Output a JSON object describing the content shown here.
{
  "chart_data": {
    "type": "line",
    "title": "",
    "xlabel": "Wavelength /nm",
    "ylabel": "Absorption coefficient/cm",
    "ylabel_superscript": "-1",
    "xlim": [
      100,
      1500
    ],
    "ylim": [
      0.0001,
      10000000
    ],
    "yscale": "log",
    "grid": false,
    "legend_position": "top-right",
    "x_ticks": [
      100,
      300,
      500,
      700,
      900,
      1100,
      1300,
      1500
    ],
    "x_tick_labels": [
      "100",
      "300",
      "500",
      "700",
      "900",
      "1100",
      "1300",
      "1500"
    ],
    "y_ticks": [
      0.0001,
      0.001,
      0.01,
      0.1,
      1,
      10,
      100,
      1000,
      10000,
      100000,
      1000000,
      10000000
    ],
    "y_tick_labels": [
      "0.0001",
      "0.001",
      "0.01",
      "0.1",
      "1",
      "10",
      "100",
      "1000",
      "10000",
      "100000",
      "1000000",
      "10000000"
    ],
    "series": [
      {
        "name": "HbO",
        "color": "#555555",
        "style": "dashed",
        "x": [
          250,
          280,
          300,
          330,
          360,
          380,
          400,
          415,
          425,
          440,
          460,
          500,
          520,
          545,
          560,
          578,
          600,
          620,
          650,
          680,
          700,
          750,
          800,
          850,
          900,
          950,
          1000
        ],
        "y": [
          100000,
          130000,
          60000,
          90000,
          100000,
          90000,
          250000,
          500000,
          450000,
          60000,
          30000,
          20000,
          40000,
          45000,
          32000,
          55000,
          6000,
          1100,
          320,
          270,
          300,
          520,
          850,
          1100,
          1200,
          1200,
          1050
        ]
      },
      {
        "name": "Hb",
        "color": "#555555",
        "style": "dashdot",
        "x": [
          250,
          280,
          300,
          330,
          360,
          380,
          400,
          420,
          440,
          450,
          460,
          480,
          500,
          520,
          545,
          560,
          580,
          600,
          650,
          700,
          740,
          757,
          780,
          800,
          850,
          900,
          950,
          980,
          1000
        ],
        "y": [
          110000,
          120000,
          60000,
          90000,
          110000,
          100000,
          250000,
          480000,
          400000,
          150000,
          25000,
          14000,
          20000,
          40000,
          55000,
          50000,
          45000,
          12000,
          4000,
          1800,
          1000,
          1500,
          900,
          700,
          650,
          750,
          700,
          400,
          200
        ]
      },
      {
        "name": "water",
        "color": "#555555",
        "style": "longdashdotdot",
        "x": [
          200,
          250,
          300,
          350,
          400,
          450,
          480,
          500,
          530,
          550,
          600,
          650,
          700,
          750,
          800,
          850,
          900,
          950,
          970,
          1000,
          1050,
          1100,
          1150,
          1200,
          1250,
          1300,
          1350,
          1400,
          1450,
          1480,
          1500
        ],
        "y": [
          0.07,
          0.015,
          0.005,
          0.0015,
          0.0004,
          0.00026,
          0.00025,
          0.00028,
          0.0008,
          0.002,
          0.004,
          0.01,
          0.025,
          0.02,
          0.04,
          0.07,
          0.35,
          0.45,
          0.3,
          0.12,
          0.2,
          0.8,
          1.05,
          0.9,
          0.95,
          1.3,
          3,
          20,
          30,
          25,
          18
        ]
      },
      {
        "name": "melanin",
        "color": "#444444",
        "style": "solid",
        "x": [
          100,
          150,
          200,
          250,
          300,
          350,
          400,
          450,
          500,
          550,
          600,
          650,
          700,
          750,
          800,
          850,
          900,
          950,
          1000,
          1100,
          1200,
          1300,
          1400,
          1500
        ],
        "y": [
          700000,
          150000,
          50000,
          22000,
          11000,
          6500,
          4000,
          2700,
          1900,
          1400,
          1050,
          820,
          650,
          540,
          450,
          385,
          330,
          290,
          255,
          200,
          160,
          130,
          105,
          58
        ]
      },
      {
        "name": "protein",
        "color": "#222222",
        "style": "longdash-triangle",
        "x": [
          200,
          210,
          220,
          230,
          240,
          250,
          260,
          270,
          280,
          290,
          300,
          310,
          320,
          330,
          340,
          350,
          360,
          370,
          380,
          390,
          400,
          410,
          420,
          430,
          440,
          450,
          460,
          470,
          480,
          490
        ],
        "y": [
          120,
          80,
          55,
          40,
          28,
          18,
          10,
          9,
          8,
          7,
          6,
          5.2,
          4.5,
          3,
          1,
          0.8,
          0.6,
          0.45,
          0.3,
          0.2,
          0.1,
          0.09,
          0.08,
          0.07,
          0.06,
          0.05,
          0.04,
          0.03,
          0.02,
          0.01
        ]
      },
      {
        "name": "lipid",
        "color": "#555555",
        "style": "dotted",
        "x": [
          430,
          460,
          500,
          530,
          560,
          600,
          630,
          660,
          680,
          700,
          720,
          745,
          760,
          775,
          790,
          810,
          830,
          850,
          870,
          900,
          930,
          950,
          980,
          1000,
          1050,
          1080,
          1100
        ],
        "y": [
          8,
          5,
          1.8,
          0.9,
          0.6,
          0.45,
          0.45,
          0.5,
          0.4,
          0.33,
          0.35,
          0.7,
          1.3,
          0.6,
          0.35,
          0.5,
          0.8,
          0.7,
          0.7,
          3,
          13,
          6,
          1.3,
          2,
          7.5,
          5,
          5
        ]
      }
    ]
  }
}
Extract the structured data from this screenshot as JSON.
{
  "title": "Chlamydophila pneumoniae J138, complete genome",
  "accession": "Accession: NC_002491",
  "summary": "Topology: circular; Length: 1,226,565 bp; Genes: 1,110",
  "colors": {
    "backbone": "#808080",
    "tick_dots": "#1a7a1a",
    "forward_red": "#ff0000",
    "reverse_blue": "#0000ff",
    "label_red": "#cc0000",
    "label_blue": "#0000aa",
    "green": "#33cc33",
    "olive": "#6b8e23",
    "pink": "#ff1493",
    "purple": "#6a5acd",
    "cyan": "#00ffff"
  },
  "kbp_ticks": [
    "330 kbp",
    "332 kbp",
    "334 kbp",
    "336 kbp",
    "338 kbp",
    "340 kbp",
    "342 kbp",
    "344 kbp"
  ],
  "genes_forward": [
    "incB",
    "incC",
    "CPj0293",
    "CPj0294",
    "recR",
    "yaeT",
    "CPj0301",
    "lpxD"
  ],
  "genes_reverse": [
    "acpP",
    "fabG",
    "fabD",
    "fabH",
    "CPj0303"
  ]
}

* **WHAT YOU HAVE TO DO**
Reproduce each entry above without a single difference.

* **ANSWER FOR THIS EXERCISE**
Output a JSON object describing the content shown here.
{
  "chart_data": {
    "type": "line",
    "title": "",
    "xlabel": "Wavelength /nm",
    "ylabel": "Absorption coefficient/cm",
    "ylabel_superscript": "-1",
    "xlim": [
      100,
      1500
    ],
    "ylim": [
      0.0001,
      10000000
    ],
    "yscale": "log",
    "grid": false,
    "legend_position": "top-right",
    "x_ticks": [
      100,
      300,
      500,
      700,
      900,
      1100,
      1300,
      1500
    ],
    "x_tick_labels": [
      "100",
      "300",
      "500",
      "700",
      "900",
      "1100",
      "1300",
      "1500"
    ],
    "y_ticks": [
      0.0001,
      0.001,
      0.01,
      0.1,
      1,
      10,
      100,
      1000,
      10000,
      100000,
      1000000,
      10000000
    ],
    "y_tick_labels": [
      "0.0001",
      "0.001",
      "0.01",
      "0.1",
      "1",
      "10",
      "100",
      "1000",
      "10000",
      "100000",
      "1000000",
      "10000000"
    ],
    "series": [
      {
        "name": "HbO",
        "color": "#555555",
        "style": "dashed",
        "x": [
          250,
          280,
          300,
          330,
          360,
          380,
          400,
          415,
          425,
          440,
          460,
          500,
          520,
          545,
          560,
          578,
          600,
          620,
          650,
          680,
          700,
          750,
          800,
          850,
          900,
          950,
          1000
        ],
        "y": [
          100000,
          130000,
          60000,
          90000,
          100000,
          90000,
          250000,
          500000,
          450000,
          60000,
          30000,
          20000,
          40000,
          45000,
          32000,
          55000,
          6000,
          1100,
          320,
          270,
          300,
          520,
          850,
          1100,
          1200,
          1200,
          1050
        ]
      },
      {
        "name": "Hb",
        "color": "#555555",
        "style": "dashdot",
        "x": [
          250,
          280,
          300,
          330,
          360,
          380,
          400,
          420,
          440,
          450,
          460,
          480,
          500,
          520,
          545,
          560,
          580,
          600,
          650,
          700,
          740,
          757,
          780,
          800,
          850,
          900,
          950,
          980,
          1000
        ],
        "y": [
          110000,
          120000,
          60000,
          90000,
          110000,
          100000,
          250000,
          480000,
          400000,
          150000,
          25000,
          14000,
          20000,
          40000,
          55000,
          50000,
          45000,
          12000,
          4000,
          1800,
          1000,
          1500,
          900,
          700,
          650,
          750,
          700,
          400,
          200
        ]
      },
      {
        "name": "water",
        "color": "#555555",
        "style": "longdashdotdot",
        "x": [
          200,
          250,
          300,
          350,
          400,
          450,
          480,
          500,
          530,
          550,
          600,
          650,
          700,
          750,
          800,
          850,
          900,
          950,
          970,
          1000,
          1050,
          1100,
          1150,
          1200,
          1250,
          1300,
          1350,
          1400,
          1450,
          1480,
          1500
        ],
        "y": [
          0.07,
          0.015,
          0.005,
          0.0015,
          0.0004,
          0.00026,
          0.00025,
          0.00028,
          0.0008,
          0.002,
          0.004,
          0.01,
          0.025,
          0.02,
          0.04,
          0.07,
          0.35,
          0.45,
          0.3,
          0.12,
          0.2,
          0.8,
          1.05,
          0.9,
          0.95,
          1.3,
          3,
          20,
          30,
          25,
          18
        ]
      },
      {
        "name": "melanin",
        "color": "#444444",
        "style": "solid",
        "x": [
          100,
          150,
          200,
          250,
          300,
          350,
          400,
          450,
          500,
          550,
          600,
          650,
          700,
          750,
          800,
          850,
          900,
          950,
          1000,
          1100,
          1200,
          1300,
          1400,
          1500
        ],
        "y": [
          700000,
          150000,
          50000,
          22000,
          11000,
          6500,
          4000,
          2700,
          1900,
          1400,
          1050,
          820,
          650,
          540,
          450,
          385,
          330,
          290,
          255,
          200,
          160,
          130,
          105,
          58
        ]
      },
      {
        "name": "protein",
        "color": "#222222",
        "style": "longdash-triangle",
        "x": [
          200,
          210,
          220,
          230,
          240,
          250,
          260,
          270,
          280,
          290,
          300,
          310,
          320,
          330,
          340,
          350,
          360,
          370,
          380,
          390,
          400,
          410,
          420,
          430,
          440,
          450,
          460,
          470,
          480,
          490
        ],
        "y": [
          120,
          80,
          55,
          40,
          28,
          18,
          10,
          9,
          8,
          7,
          6,
          5.2,
          4.5,
          3,
          1,
          0.8,
          0.6,
          0.45,
          0.3,
          0.2,
          0.1,
          0.09,
          0.08,
          0.07,
          0.06,
          0.05,
          0.04,
          0.03,
          0.02,
          0.01
        ]
      },
      {
        "name": "lipid",
        "color": "#555555",
        "style": "dotted",
        "x": [
          430,
          460,
          500,
          530,
          560,
          600,
          630,
          660,
          680,
          700,
          720,
          745,
          760,
          775,
          790,
          810,
          830,
          850,
          870,
          900,
          930,
          950,
          980,
          1000,
          1050,
          1080,
          1100
        ],
        "y": [
          8,
          5,
          1.8,
          0.9,
          0.6,
          0.45,
          0.45,
          0.5,
          0.4,
          0.33,
          0.35,
          0.7,
          1.3,
          0.6,
          0.35,
          0.5,
          0.8,
          0.7,
          0.7,
          3,
          13,
          6,
          1.3,
          2,
          7.5,
          5,
          5
        ]
      }
    ]
  }
}
Extract the structured data from this screenshot as JSON.
{
  "title": "Chlamydophila pneumoniae J138, complete genome",
  "accession": "Accession: NC_002491",
  "summary": "Topology: circular; Length: 1,226,565 bp; Genes: 1,110",
  "colors": {
    "backbone": "#808080",
    "tick_dots": "#1a7a1a",
    "forward_red": "#ff0000",
    "reverse_blue": "#0000ff",
    "label_red": "#cc0000",
    "label_blue": "#0000aa",
    "green": "#33cc33",
    "olive": "#6b8e23",
    "pink": "#ff1493",
    "purple": "#6a5acd",
    "cyan": "#00ffff"
  },
  "kbp_ticks": [
    "330 kbp",
    "332 kbp",
    "334 kbp",
    "336 kbp",
    "338 kbp",
    "340 kbp",
    "342 kbp",
    "344 kbp"
  ],
  "genes_forward": [
    "incB",
    "incC",
    "CPj0293",
    "CPj0294",
    "recR",
    "yaeT",
    "CPj0301",
    "lpxD"
  ],
  "genes_reverse": [
    "acpP",
    "fabG",
    "fabD",
    "fabH",
    "CPj0303"
  ]
}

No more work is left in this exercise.